Figure collection entries
####
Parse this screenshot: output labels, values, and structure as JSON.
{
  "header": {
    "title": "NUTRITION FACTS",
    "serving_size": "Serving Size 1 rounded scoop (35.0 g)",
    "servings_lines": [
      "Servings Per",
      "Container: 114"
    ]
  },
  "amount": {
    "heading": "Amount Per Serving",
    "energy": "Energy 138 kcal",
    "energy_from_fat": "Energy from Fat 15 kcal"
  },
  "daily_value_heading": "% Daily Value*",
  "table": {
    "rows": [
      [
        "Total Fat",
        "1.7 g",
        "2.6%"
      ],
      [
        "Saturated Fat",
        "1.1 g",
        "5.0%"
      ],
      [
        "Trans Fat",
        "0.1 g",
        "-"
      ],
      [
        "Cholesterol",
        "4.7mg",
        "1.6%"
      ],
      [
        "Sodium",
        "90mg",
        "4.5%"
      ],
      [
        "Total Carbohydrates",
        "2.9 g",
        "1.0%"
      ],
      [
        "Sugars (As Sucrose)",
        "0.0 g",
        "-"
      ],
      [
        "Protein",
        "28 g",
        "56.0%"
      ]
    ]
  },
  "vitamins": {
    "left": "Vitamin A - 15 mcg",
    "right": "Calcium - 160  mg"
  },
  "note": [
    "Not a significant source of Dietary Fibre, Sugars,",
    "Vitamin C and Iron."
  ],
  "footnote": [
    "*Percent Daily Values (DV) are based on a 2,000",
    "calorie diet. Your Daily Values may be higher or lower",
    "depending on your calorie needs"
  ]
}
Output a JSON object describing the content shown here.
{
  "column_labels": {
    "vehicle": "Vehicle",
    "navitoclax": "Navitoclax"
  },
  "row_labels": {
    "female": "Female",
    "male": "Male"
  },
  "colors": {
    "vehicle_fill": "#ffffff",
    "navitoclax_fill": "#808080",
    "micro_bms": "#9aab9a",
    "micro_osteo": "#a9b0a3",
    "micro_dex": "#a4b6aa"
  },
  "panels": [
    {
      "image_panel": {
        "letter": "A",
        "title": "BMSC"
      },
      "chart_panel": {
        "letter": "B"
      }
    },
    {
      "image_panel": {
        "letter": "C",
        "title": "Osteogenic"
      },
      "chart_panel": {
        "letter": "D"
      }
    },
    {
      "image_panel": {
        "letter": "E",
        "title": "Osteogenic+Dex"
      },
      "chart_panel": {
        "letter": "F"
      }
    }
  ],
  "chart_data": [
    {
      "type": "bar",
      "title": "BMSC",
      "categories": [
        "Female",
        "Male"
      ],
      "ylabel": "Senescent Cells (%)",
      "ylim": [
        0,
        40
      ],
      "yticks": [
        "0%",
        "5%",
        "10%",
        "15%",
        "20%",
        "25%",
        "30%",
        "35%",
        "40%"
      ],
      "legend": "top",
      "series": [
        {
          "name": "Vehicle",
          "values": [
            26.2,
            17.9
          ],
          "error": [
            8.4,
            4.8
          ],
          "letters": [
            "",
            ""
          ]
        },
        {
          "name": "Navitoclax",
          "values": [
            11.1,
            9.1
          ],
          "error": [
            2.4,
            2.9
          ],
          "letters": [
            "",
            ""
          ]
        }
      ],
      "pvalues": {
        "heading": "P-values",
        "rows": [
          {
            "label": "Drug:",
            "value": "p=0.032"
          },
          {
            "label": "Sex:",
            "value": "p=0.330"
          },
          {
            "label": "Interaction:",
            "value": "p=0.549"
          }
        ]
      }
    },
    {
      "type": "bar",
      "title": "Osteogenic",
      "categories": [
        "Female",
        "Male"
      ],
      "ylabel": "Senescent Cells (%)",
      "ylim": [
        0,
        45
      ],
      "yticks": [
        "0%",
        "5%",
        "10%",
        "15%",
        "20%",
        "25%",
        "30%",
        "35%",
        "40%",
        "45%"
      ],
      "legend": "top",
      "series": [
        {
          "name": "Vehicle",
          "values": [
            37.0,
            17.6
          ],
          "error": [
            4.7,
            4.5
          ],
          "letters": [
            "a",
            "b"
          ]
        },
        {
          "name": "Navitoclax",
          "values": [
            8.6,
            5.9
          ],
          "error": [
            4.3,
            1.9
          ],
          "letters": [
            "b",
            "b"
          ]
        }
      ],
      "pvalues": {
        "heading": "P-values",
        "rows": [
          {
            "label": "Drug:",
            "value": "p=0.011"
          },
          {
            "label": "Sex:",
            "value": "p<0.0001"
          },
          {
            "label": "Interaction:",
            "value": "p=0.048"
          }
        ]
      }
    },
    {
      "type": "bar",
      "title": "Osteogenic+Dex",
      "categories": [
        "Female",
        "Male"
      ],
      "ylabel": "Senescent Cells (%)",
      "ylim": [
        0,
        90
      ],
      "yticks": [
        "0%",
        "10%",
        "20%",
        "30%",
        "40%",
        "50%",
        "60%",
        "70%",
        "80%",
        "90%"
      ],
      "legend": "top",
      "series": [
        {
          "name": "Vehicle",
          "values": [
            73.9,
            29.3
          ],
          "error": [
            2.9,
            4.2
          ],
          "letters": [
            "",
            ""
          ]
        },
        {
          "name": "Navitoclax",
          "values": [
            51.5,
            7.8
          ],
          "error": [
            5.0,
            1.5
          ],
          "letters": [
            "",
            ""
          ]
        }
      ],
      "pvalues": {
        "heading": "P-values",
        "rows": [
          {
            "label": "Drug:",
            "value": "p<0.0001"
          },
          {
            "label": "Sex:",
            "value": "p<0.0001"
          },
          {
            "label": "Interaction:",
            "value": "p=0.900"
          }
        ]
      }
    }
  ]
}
####
PROBLEM REQUIREMENTS ::
Reproduce the data above exactly, leaving nothing out.

EXERCISE RESPONSE ::
Parse this screenshot: output labels, values, and structure as JSON.
{
  "header": {
    "title": "NUTRITION FACTS",
    "serving_size": "Serving Size 1 rounded scoop (35.0 g)",
    "servings_lines": [
      "Servings Per",
      "Container: 114"
    ]
  },
  "amount": {
    "heading": "Amount Per Serving",
    "energy": "Energy 138 kcal",
    "energy_from_fat": "Energy from Fat 15 kcal"
  },
  "daily_value_heading": "% Daily Value*",
  "table": {
    "rows": [
      [
        "Total Fat",
        "1.7 g",
        "2.6%"
      ],
      [
        "Saturated Fat",
        "1.1 g",
        "5.0%"
      ],
      [
        "Trans Fat",
        "0.1 g",
        "-"
      ],
      [
        "Cholesterol",
        "4.7mg",
        "1.6%"
      ],
      [
        "Sodium",
        "90mg",
        "4.5%"
      ],
      [
        "Total Carbohydrates",
        "2.9 g",
        "1.0%"
      ],
      [
        "Sugars (As Sucrose)",
        "0.0 g",
        "-"
      ],
      [
        "Protein",
        "28 g",
        "56.0%"
      ]
    ]
  },
  "vitamins": {
    "left": "Vitamin A - 15 mcg",
    "right": "Calcium - 160  mg"
  },
  "note": [
    "Not a significant source of Dietary Fibre, Sugars,",
    "Vitamin C and Iron."
  ],
  "footnote": [
    "*Percent Daily Values (DV) are based on a 2,000",
    "calorie diet. Your Daily Values may be higher or lower",
    "depending on your calorie needs"
  ]
}
Output a JSON object describing the content shown here.
{
  "column_labels": {
    "vehicle": "Vehicle",
    "navitoclax": "Navitoclax"
  },
  "row_labels": {
    "female": "Female",
    "male": "Male"
  },
  "colors": {
    "vehicle_fill": "#ffffff",
    "navitoclax_fill": "#808080",
    "micro_bms": "#9aab9a",
    "micro_osteo": "#a9b0a3",
    "micro_dex": "#a4b6aa"
  },
  "panels": [
    {
      "image_panel": {
        "letter": "A",
        "title": "BMSC"
      },
      "chart_panel": {
        "letter": "B"
      }
    },
    {
      "image_panel": {
        "letter": "C",
        "title": "Osteogenic"
      },
      "chart_panel": {
        "letter": "D"
      }
    },
    {
      "image_panel": {
        "letter": "E",
        "title": "Osteogenic+Dex"
      },
      "chart_panel": {
        "letter": "F"
      }
    }
  ],
  "chart_data": [
    {
      "type": "bar",
      "title": "BMSC",
      "categories": [
        "Female",
        "Male"
      ],
      "ylabel": "Senescent Cells (%)",
      "ylim": [
        0,
        40
      ],
      "yticks": [
        "0%",
        "5%",
        "10%",
        "15%",
        "20%",
        "25%",
        "30%",
        "35%",
        "40%"
      ],
      "legend": "top",
      "series": [
        {
          "name": "Vehicle",
          "values": [
            26.2,
            17.9
          ],
          "error": [
            8.4,
            4.8
          ],
          "letters": [
            "",
            ""
          ]
        },
        {
          "name": "Navitoclax",
          "values": [
            11.1,
            9.1
          ],
          "error": [
            2.4,
            2.9
          ],
          "letters": [
            "",
            ""
          ]
        }
      ],
      "pvalues": {
        "heading": "P-values",
        "rows": [
          {
            "label": "Drug:",
            "value": "p=0.032"
          },
          {
            "label": "Sex:",
            "value": "p=0.330"
          },
          {
            "label": "Interaction:",
            "value": "p=0.549"
          }
        ]
      }
    },
    {
      "type": "bar",
      "title": "Osteogenic",
      "categories": [
        "Female",
        "Male"
      ],
      "ylabel": "Senescent Cells (%)",
      "ylim": [
        0,
        45
      ],
      "yticks": [
        "0%",
        "5%",
        "10%",
        "15%",
        "20%",
        "25%",
        "30%",
        "35%",
        "40%",
        "45%"
      ],
      "legend": "top",
      "series": [
        {
          "name": "Vehicle",
          "values": [
            37.0,
            17.6
          ],
          "error": [
            4.7,
            4.5
          ],
          "letters": [
            "a",
            "b"
          ]
        },
        {
          "name": "Navitoclax",
          "values": [
            8.6,
            5.9
          ],
          "error": [
            4.3,
            1.9
          ],
          "letters": [
            "b",
            "b"
          ]
        }
      ],
      "pvalues": {
        "heading": "P-values",
        "rows": [
          {
            "label": "Drug:",
            "value": "p=0.011"
          },
          {
            "label": "Sex:",
            "value": "p<0.0001"
          },
          {
            "label": "Interaction:",
            "value": "p=0.048"
          }
        ]
      }
    },
    {
      "type": "bar",
      "title": "Osteogenic+Dex",
      "categories": [
        "Female",
        "Male"
      ],
      "ylabel": "Senescent Cells (%)",
      "ylim": [
        0,
        90
      ],
      "yticks": [
        "0%",
        "10%",
        "20%",
        "30%",
        "40%",
        "50%",
        "60%",
        "70%",
        "80%",
        "90%"
      ],
      "legend": "top",
      "series": [
        {
          "name": "Vehicle",
          "values": [
            73.9,
            29.3
          ],
          "error": [
            2.9,
            4.2
          ],
          "letters": [
            "",
            ""
          ]
        },
        {
          "name": "Navitoclax",
          "values": [
            51.5,
            7.8
          ],
          "error": [
            5.0,
            1.5
          ],
          "letters": [
            "",
            ""
          ]
        }
      ],
      "pvalues": {
        "heading": "P-values",
        "rows": [
          {
            "label": "Drug:",
            "value": "p<0.0001"
          },
          {
            "label": "Sex:",
            "value": "p<0.0001"
          },
          {
            "label": "Interaction:",
            "value": "p=0.900"
          }
        ]
      }
    }
  ]
}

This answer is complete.